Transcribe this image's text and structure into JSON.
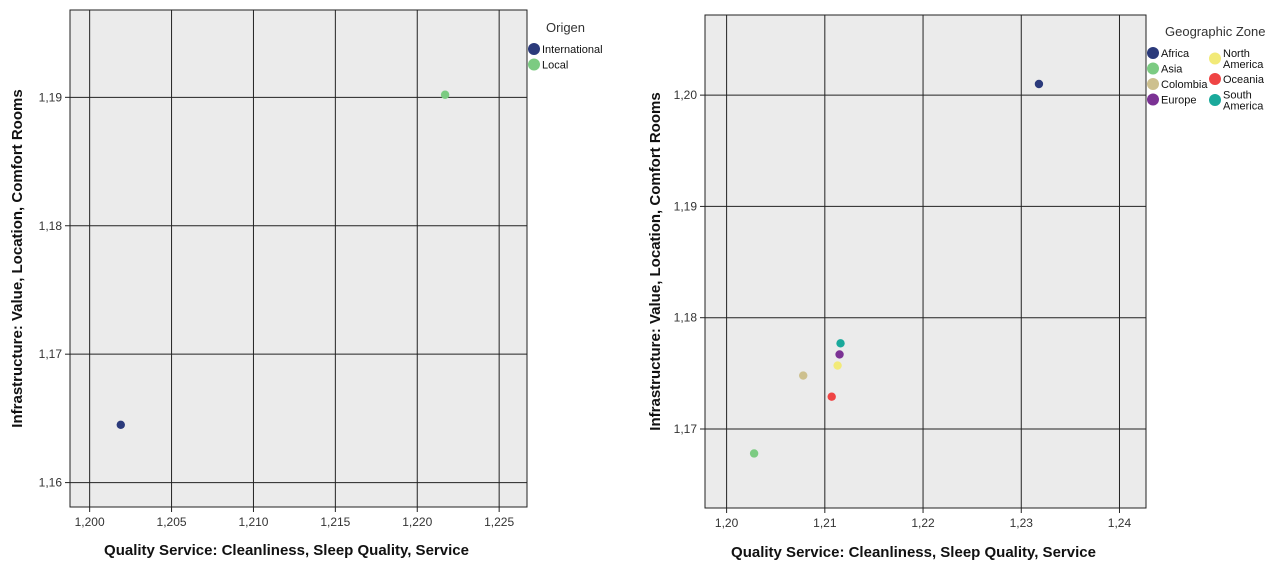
{
  "chart_data": [
    {
      "type": "scatter",
      "xlabel": "Quality Service: Cleanliness, Sleep Quality, Service",
      "ylabel": "Infrastructure: Value, Location, Comfort Rooms",
      "xlim": [
        1.1988,
        1.2267
      ],
      "ylim": [
        1.1581,
        1.1968
      ],
      "x_ticks": [
        1.2,
        1.205,
        1.21,
        1.215,
        1.22,
        1.225
      ],
      "x_tick_labels": [
        "1,200",
        "1,205",
        "1,210",
        "1,215",
        "1,220",
        "1,225"
      ],
      "y_ticks": [
        1.16,
        1.17,
        1.18,
        1.19
      ],
      "y_tick_labels": [
        "1,16",
        "1,17",
        "1,18",
        "1,19"
      ],
      "grid": true,
      "legend": {
        "title": "Origen",
        "placement": "top-right outside",
        "columns": 1,
        "entries": [
          {
            "label": "International",
            "color": "#2b3a7b"
          },
          {
            "label": "Local",
            "color": "#7ccb82"
          }
        ]
      },
      "points": [
        {
          "group": "International",
          "x": 1.2019,
          "y": 1.1645,
          "color": "#2b3a7b"
        },
        {
          "group": "Local",
          "x": 1.2217,
          "y": 1.1902,
          "color": "#7ccb82"
        }
      ]
    },
    {
      "type": "scatter",
      "xlabel": "Quality Service: Cleanliness, Sleep Quality, Service",
      "ylabel": "Infrastructure: Value, Location, Comfort Rooms",
      "xlim": [
        1.1978,
        1.2427
      ],
      "ylim": [
        1.1629,
        1.2072
      ],
      "x_ticks": [
        1.2,
        1.21,
        1.22,
        1.23,
        1.24
      ],
      "x_tick_labels": [
        "1,20",
        "1,21",
        "1,22",
        "1,23",
        "1,24"
      ],
      "y_ticks": [
        1.17,
        1.18,
        1.19,
        1.2
      ],
      "y_tick_labels": [
        "1,17",
        "1,18",
        "1,19",
        "1,20"
      ],
      "grid": true,
      "legend": {
        "title": "Geographic Zone",
        "placement": "top-right outside",
        "columns": 2,
        "entries": [
          {
            "label": [
              "Africa"
            ],
            "color": "#2b3a7b"
          },
          {
            "label": [
              "Asia"
            ],
            "color": "#7ccb82"
          },
          {
            "label": [
              "Colombia"
            ],
            "color": "#cdc08e"
          },
          {
            "label": [
              "Europe"
            ],
            "color": "#7b3294"
          },
          {
            "label": [
              "North",
              "America"
            ],
            "color": "#f2ea78"
          },
          {
            "label": [
              "Oceania"
            ],
            "color": "#ef4444"
          },
          {
            "label": [
              "South",
              "America"
            ],
            "color": "#1aa99b"
          }
        ]
      },
      "points": [
        {
          "group": "Africa",
          "x": 1.2318,
          "y": 1.201,
          "color": "#2b3a7b"
        },
        {
          "group": "Asia",
          "x": 1.2028,
          "y": 1.1678,
          "color": "#7ccb82"
        },
        {
          "group": "Colombia",
          "x": 1.2078,
          "y": 1.1748,
          "color": "#cdc08e"
        },
        {
          "group": "Europe",
          "x": 1.2115,
          "y": 1.1767,
          "color": "#7b3294"
        },
        {
          "group": "North America",
          "x": 1.2113,
          "y": 1.1757,
          "color": "#f2ea78"
        },
        {
          "group": "Oceania",
          "x": 1.2107,
          "y": 1.1729,
          "color": "#ef4444"
        },
        {
          "group": "South America",
          "x": 1.2116,
          "y": 1.1777,
          "color": "#1aa99b"
        }
      ]
    }
  ]
}
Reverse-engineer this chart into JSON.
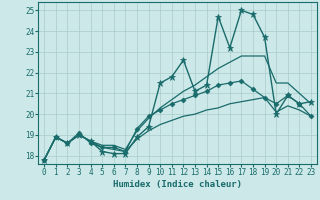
{
  "xlabel": "Humidex (Indice chaleur)",
  "xlim": [
    -0.5,
    23.5
  ],
  "ylim": [
    17.6,
    25.4
  ],
  "background_color": "#cce8e8",
  "grid_color": "#aacccc",
  "line_color": "#1a6b6b",
  "xticks": [
    0,
    1,
    2,
    3,
    4,
    5,
    6,
    7,
    8,
    9,
    10,
    11,
    12,
    13,
    14,
    15,
    16,
    17,
    18,
    19,
    20,
    21,
    22,
    23
  ],
  "yticks": [
    18,
    19,
    20,
    21,
    22,
    23,
    24,
    25
  ],
  "series": [
    {
      "x": [
        0,
        1,
        2,
        3,
        4,
        5,
        6,
        7,
        8,
        9,
        10,
        11,
        12,
        13,
        14,
        15,
        16,
        17,
        18,
        19,
        20,
        21,
        22,
        23
      ],
      "y": [
        17.8,
        18.9,
        18.6,
        19.0,
        18.7,
        18.2,
        18.1,
        18.1,
        18.9,
        19.4,
        21.5,
        21.8,
        22.6,
        21.1,
        21.4,
        24.7,
        23.2,
        25.0,
        24.8,
        23.7,
        20.0,
        20.9,
        20.5,
        20.6
      ],
      "marker": "*",
      "markersize": 4.5,
      "linewidth": 1.0
    },
    {
      "x": [
        0,
        1,
        2,
        3,
        4,
        5,
        6,
        7,
        8,
        9,
        10,
        11,
        12,
        13,
        14,
        15,
        16,
        17,
        18,
        19,
        20,
        21,
        22,
        23
      ],
      "y": [
        17.8,
        18.9,
        18.6,
        19.0,
        18.7,
        18.5,
        18.5,
        18.3,
        19.2,
        19.8,
        20.3,
        20.7,
        21.1,
        21.4,
        21.8,
        22.2,
        22.5,
        22.8,
        22.8,
        22.8,
        21.5,
        21.5,
        21.0,
        20.5
      ],
      "marker": "",
      "markersize": 0,
      "linewidth": 0.9
    },
    {
      "x": [
        0,
        1,
        2,
        3,
        4,
        5,
        6,
        7,
        8,
        9,
        10,
        11,
        12,
        13,
        14,
        15,
        16,
        17,
        18,
        19,
        20,
        21,
        22,
        23
      ],
      "y": [
        17.8,
        18.9,
        18.6,
        19.1,
        18.6,
        18.4,
        18.4,
        18.2,
        19.3,
        19.9,
        20.2,
        20.5,
        20.7,
        20.9,
        21.1,
        21.4,
        21.5,
        21.6,
        21.2,
        20.8,
        20.5,
        20.9,
        20.5,
        19.9
      ],
      "marker": "D",
      "markersize": 2.5,
      "linewidth": 0.9
    },
    {
      "x": [
        0,
        1,
        2,
        3,
        4,
        5,
        6,
        7,
        8,
        9,
        10,
        11,
        12,
        13,
        14,
        15,
        16,
        17,
        18,
        19,
        20,
        21,
        22,
        23
      ],
      "y": [
        17.8,
        18.9,
        18.6,
        19.0,
        18.7,
        18.4,
        18.3,
        18.2,
        18.8,
        19.2,
        19.5,
        19.7,
        19.9,
        20.0,
        20.2,
        20.3,
        20.5,
        20.6,
        20.7,
        20.8,
        20.1,
        20.4,
        20.2,
        19.9
      ],
      "marker": "",
      "markersize": 0,
      "linewidth": 0.9
    }
  ]
}
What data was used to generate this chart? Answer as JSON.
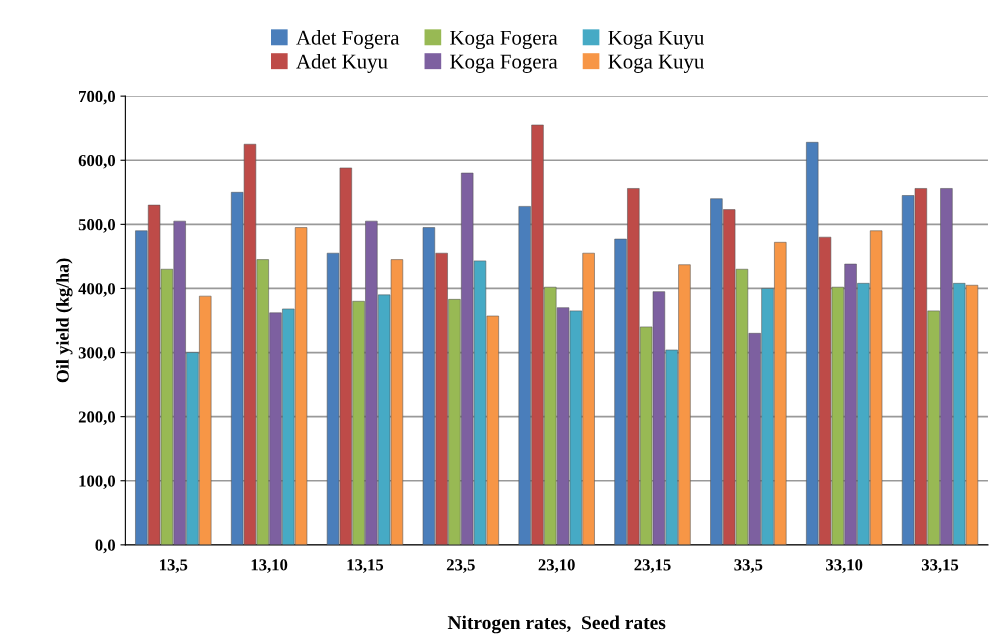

■ Written task
The entries above are to be returned exactly, without their pictures.

■ Answer for the task
Transcribe this image's text and structure into JSON.
{
  "chart_data": [
    {
      "type": "scatter",
      "xlabel": "Quality Service: Cleanliness, Sleep Quality, Service",
      "ylabel": "Infrastructure: Value, Location, Comfort Rooms",
      "xlim": [
        1.1988,
        1.2267
      ],
      "ylim": [
        1.1581,
        1.1968
      ],
      "x_ticks": [
        1.2,
        1.205,
        1.21,
        1.215,
        1.22,
        1.225
      ],
      "x_tick_labels": [
        "1,200",
        "1,205",
        "1,210",
        "1,215",
        "1,220",
        "1,225"
      ],
      "y_ticks": [
        1.16,
        1.17,
        1.18,
        1.19
      ],
      "y_tick_labels": [
        "1,16",
        "1,17",
        "1,18",
        "1,19"
      ],
      "grid": true,
      "legend": {
        "title": "Origen",
        "placement": "top-right outside",
        "columns": 1,
        "entries": [
          {
            "label": "International",
            "color": "#2b3a7b"
          },
          {
            "label": "Local",
            "color": "#7ccb82"
          }
        ]
      },
      "points": [
        {
          "group": "International",
          "x": 1.2019,
          "y": 1.1645,
          "color": "#2b3a7b"
        },
        {
          "group": "Local",
          "x": 1.2217,
          "y": 1.1902,
          "color": "#7ccb82"
        }
      ]
    },
    {
      "type": "scatter",
      "xlabel": "Quality Service: Cleanliness, Sleep Quality, Service",
      "ylabel": "Infrastructure: Value, Location, Comfort Rooms",
      "xlim": [
        1.1978,
        1.2427
      ],
      "ylim": [
        1.1629,
        1.2072
      ],
      "x_ticks": [
        1.2,
        1.21,
        1.22,
        1.23,
        1.24
      ],
      "x_tick_labels": [
        "1,20",
        "1,21",
        "1,22",
        "1,23",
        "1,24"
      ],
      "y_ticks": [
        1.17,
        1.18,
        1.19,
        1.2
      ],
      "y_tick_labels": [
        "1,17",
        "1,18",
        "1,19",
        "1,20"
      ],
      "grid": true,
      "legend": {
        "title": "Geographic Zone",
        "placement": "top-right outside",
        "columns": 2,
        "entries": [
          {
            "label": [
              "Africa"
            ],
            "color": "#2b3a7b"
          },
          {
            "label": [
              "Asia"
            ],
            "color": "#7ccb82"
          },
          {
            "label": [
              "Colombia"
            ],
            "color": "#cdc08e"
          },
          {
            "label": [
              "Europe"
            ],
            "color": "#7b3294"
          },
          {
            "label": [
              "North",
              "America"
            ],
            "color": "#f2ea78"
          },
          {
            "label": [
              "Oceania"
            ],
            "color": "#ef4444"
          },
          {
            "label": [
              "South",
              "America"
            ],
            "color": "#1aa99b"
          }
        ]
      },
      "points": [
        {
          "group": "Africa",
          "x": 1.2318,
          "y": 1.201,
          "color": "#2b3a7b"
        },
        {
          "group": "Asia",
          "x": 1.2028,
          "y": 1.1678,
          "color": "#7ccb82"
        },
        {
          "group": "Colombia",
          "x": 1.2078,
          "y": 1.1748,
          "color": "#cdc08e"
        },
        {
          "group": "Europe",
          "x": 1.2115,
          "y": 1.1767,
          "color": "#7b3294"
        },
        {
          "group": "North America",
          "x": 1.2113,
          "y": 1.1757,
          "color": "#f2ea78"
        },
        {
          "group": "Oceania",
          "x": 1.2107,
          "y": 1.1729,
          "color": "#ef4444"
        },
        {
          "group": "South America",
          "x": 1.2116,
          "y": 1.1777,
          "color": "#1aa99b"
        }
      ]
    }
  ]
}
Reverse-engineer this chart into JSON.
{
  "xlabel": "Humidex (Indice chaleur)",
  "xlim": [
    -0.5,
    23.5
  ],
  "ylim": [
    17.6,
    25.4
  ],
  "background_color": "#cce8e8",
  "grid_color": "#aacccc",
  "line_color": "#1a6b6b",
  "xticks": [
    0,
    1,
    2,
    3,
    4,
    5,
    6,
    7,
    8,
    9,
    10,
    11,
    12,
    13,
    14,
    15,
    16,
    17,
    18,
    19,
    20,
    21,
    22,
    23
  ],
  "yticks": [
    18,
    19,
    20,
    21,
    22,
    23,
    24,
    25
  ],
  "series": [
    {
      "x": [
        0,
        1,
        2,
        3,
        4,
        5,
        6,
        7,
        8,
        9,
        10,
        11,
        12,
        13,
        14,
        15,
        16,
        17,
        18,
        19,
        20,
        21,
        22,
        23
      ],
      "y": [
        17.8,
        18.9,
        18.6,
        19.0,
        18.7,
        18.2,
        18.1,
        18.1,
        18.9,
        19.4,
        21.5,
        21.8,
        22.6,
        21.1,
        21.4,
        24.7,
        23.2,
        25.0,
        24.8,
        23.7,
        20.0,
        20.9,
        20.5,
        20.6
      ],
      "marker": "*",
      "markersize": 4.5,
      "linewidth": 1.0
    },
    {
      "x": [
        0,
        1,
        2,
        3,
        4,
        5,
        6,
        7,
        8,
        9,
        10,
        11,
        12,
        13,
        14,
        15,
        16,
        17,
        18,
        19,
        20,
        21,
        22,
        23
      ],
      "y": [
        17.8,
        18.9,
        18.6,
        19.0,
        18.7,
        18.5,
        18.5,
        18.3,
        19.2,
        19.8,
        20.3,
        20.7,
        21.1,
        21.4,
        21.8,
        22.2,
        22.5,
        22.8,
        22.8,
        22.8,
        21.5,
        21.5,
        21.0,
        20.5
      ],
      "marker": "",
      "markersize": 0,
      "linewidth": 0.9
    },
    {
      "x": [
        0,
        1,
        2,
        3,
        4,
        5,
        6,
        7,
        8,
        9,
        10,
        11,
        12,
        13,
        14,
        15,
        16,
        17,
        18,
        19,
        20,
        21,
        22,
        23
      ],
      "y": [
        17.8,
        18.9,
        18.6,
        19.1,
        18.6,
        18.4,
        18.4,
        18.2,
        19.3,
        19.9,
        20.2,
        20.5,
        20.7,
        20.9,
        21.1,
        21.4,
        21.5,
        21.6,
        21.2,
        20.8,
        20.5,
        20.9,
        20.5,
        19.9
      ],
      "marker": "D",
      "markersize": 2.5,
      "linewidth": 0.9
    },
    {
      "x": [
        0,
        1,
        2,
        3,
        4,
        5,
        6,
        7,
        8,
        9,
        10,
        11,
        12,
        13,
        14,
        15,
        16,
        17,
        18,
        19,
        20,
        21,
        22,
        23
      ],
      "y": [
        17.8,
        18.9,
        18.6,
        19.0,
        18.7,
        18.4,
        18.3,
        18.2,
        18.8,
        19.2,
        19.5,
        19.7,
        19.9,
        20.0,
        20.2,
        20.3,
        20.5,
        20.6,
        20.7,
        20.8,
        20.1,
        20.4,
        20.2,
        19.9
      ],
      "marker": "",
      "markersize": 0,
      "linewidth": 0.9
    }
  ]
}
What data was used to generate this chart? Answer as JSON.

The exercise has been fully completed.